◆ Required task: Reproduce every record below exactly as written, leaving out any pictures.

◆ Source material:
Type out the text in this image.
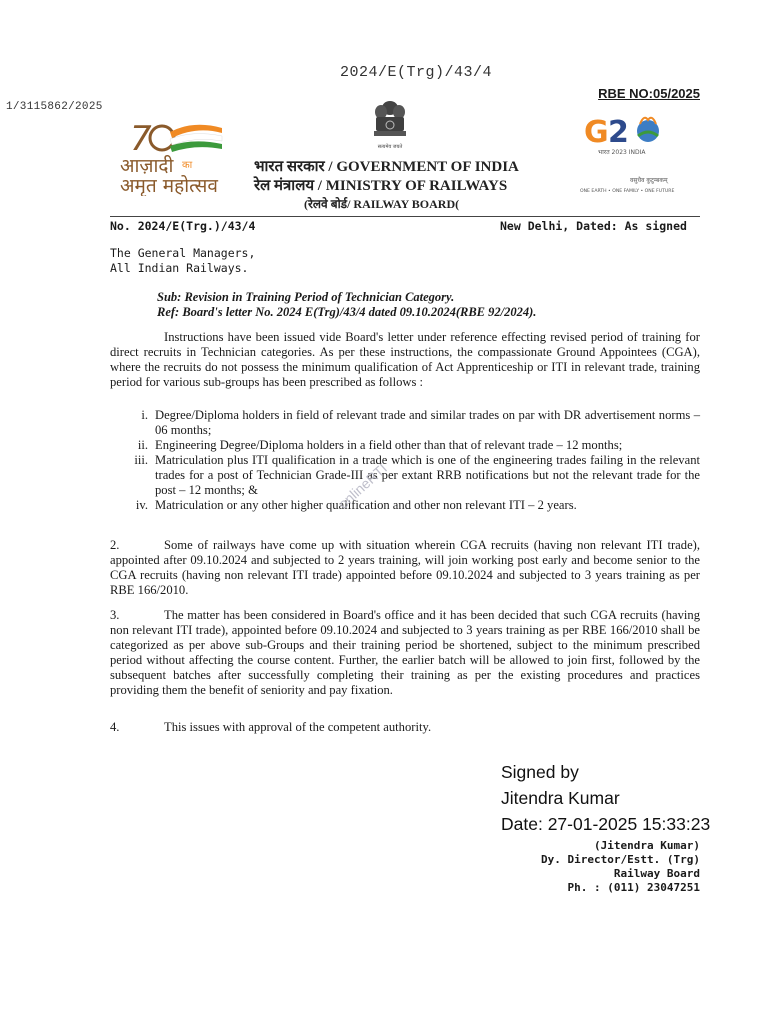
2024/E(Trg)/43/4
1/3115862/2025
RBE NO:05/2025
7
आज़ादी का
अमृत महोत्सव
सत्यमेव जयते	G 2
भारत 2023 INDIA
वसुधैव कुटुम्बकम्
ONE EARTH • ONE FAMILY • ONE FUTURE
भारत सरकार / GOVERNMENT OF INDIA
रेल मंत्रालय / MINISTRY OF RAILWAYS
(रेलवे बोर्ड/ RAILWAY BOARD(
No. 2024/E(Trg.)/43/4	New Delhi, Dated: As signed
The General Managers,
All Indian Railways.
Sub: Revision in Training Period of Technician Category.
Ref: Board's letter No. 2024 E(Trg)/43/4 dated 09.10.2024(RBE 92/2024).
Instructions have been issued vide Board's letter under reference effecting revised period of training for direct recruits in Technician categories. As per these instructions, the compassionate Ground Appointees (CGA), where the recruits do not possess the minimum qualification of Act Apprenticeship or ITI in relevant trade, training period for various sub-groups has been prescribed as follows :
i. Degree/Diploma holders in field of relevant trade and similar trades on par with DR advertisement norms – 06 months;
ii. Engineering Degree/Diploma holders in a field other than that of relevant trade – 12 months;
iii. Matriculation plus ITI qualification in a trade which is one of the engineering trades failing in the relevant trades for a post of Technician Grade-III as per extant RRB notifications but not the relevant trade for the post – 12 months; &
iv. Matriculation or any other higher qualification and other non relevant ITI – 2 years.
2.	Some of railways have come up with situation wherein CGA recruits (having non relevant ITI trade), appointed after 09.10.2024 and subjected to 2 years training, will join working post early and become senior to the CGA recruits (having non relevant ITI trade) appointed before 09.10.2024 and subjected to 3 years training as per RBE 166/2010.
3.	The matter has been considered in Board's office and it has been decided that such CGA recruits (having non relevant ITI trade), appointed before 09.10.2024 and subjected to 3 years training as per RBE 166/2010 shall be categorized as per above sub-Groups and their training period be shortened, subject to the minimum prescribed period without affecting the course content. Further, the earlier batch will be allowed to join first, followed by the subsequent batches after successfully completing their training as per the existing procedures and practices providing them the benefit of seniority and pay fixation.
4.	This issues with approval of the competent authority.
onlineRTI
Signed by
Jitendra Kumar
Date: 27-01-2025 15:33:23
(Jitendra Kumar)
Dy. Director/Estt. (Trg)
Railway Board
Ph. : (011) 23047251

◆ Completed exercise:
Type out the text in this image.
2024/E(Trg)/43/4
1/3115862/2025
RBE NO:05/2025
7
आज़ादी का
अमृत महोत्सव
सत्यमेव जयते	G 2
भारत 2023 INDIA
वसुधैव कुटुम्बकम्
ONE EARTH • ONE FAMILY • ONE FUTURE
भारत सरकार / GOVERNMENT OF INDIA
रेल मंत्रालय / MINISTRY OF RAILWAYS
(रेलवे बोर्ड/ RAILWAY BOARD(
No. 2024/E(Trg.)/43/4	New Delhi, Dated: As signed
The General Managers,
All Indian Railways.
Sub: Revision in Training Period of Technician Category.
Ref: Board's letter No. 2024 E(Trg)/43/4 dated 09.10.2024(RBE 92/2024).
Instructions have been issued vide Board's letter under reference effecting revised period of training for direct recruits in Technician categories. As per these instructions, the compassionate Ground Appointees (CGA), where the recruits do not possess the minimum qualification of Act Apprenticeship or ITI in relevant trade, training period for various sub-groups has been prescribed as follows :
i. Degree/Diploma holders in field of relevant trade and similar trades on par with DR advertisement norms – 06 months;
ii. Engineering Degree/Diploma holders in a field other than that of relevant trade – 12 months;
iii. Matriculation plus ITI qualification in a trade which is one of the engineering trades failing in the relevant trades for a post of Technician Grade-III as per extant RRB notifications but not the relevant trade for the post – 12 months; &
iv. Matriculation or any other higher qualification and other non relevant ITI – 2 years.
2.	Some of railways have come up with situation wherein CGA recruits (having non relevant ITI trade), appointed after 09.10.2024 and subjected to 2 years training, will join working post early and become senior to the CGA recruits (having non relevant ITI trade) appointed before 09.10.2024 and subjected to 3 years training as per RBE 166/2010.
3.	The matter has been considered in Board's office and it has been decided that such CGA recruits (having non relevant ITI trade), appointed before 09.10.2024 and subjected to 3 years training as per RBE 166/2010 shall be categorized as per above sub-Groups and their training period be shortened, subject to the minimum prescribed period without affecting the course content. Further, the earlier batch will be allowed to join first, followed by the subsequent batches after successfully completing their training as per the existing procedures and practices providing them the benefit of seniority and pay fixation.
4.	This issues with approval of the competent authority.
onlineRTI
Signed by
Jitendra Kumar
Date: 27-01-2025 15:33:23
(Jitendra Kumar)
Dy. Director/Estt. (Trg)
Railway Board
Ph. : (011) 23047251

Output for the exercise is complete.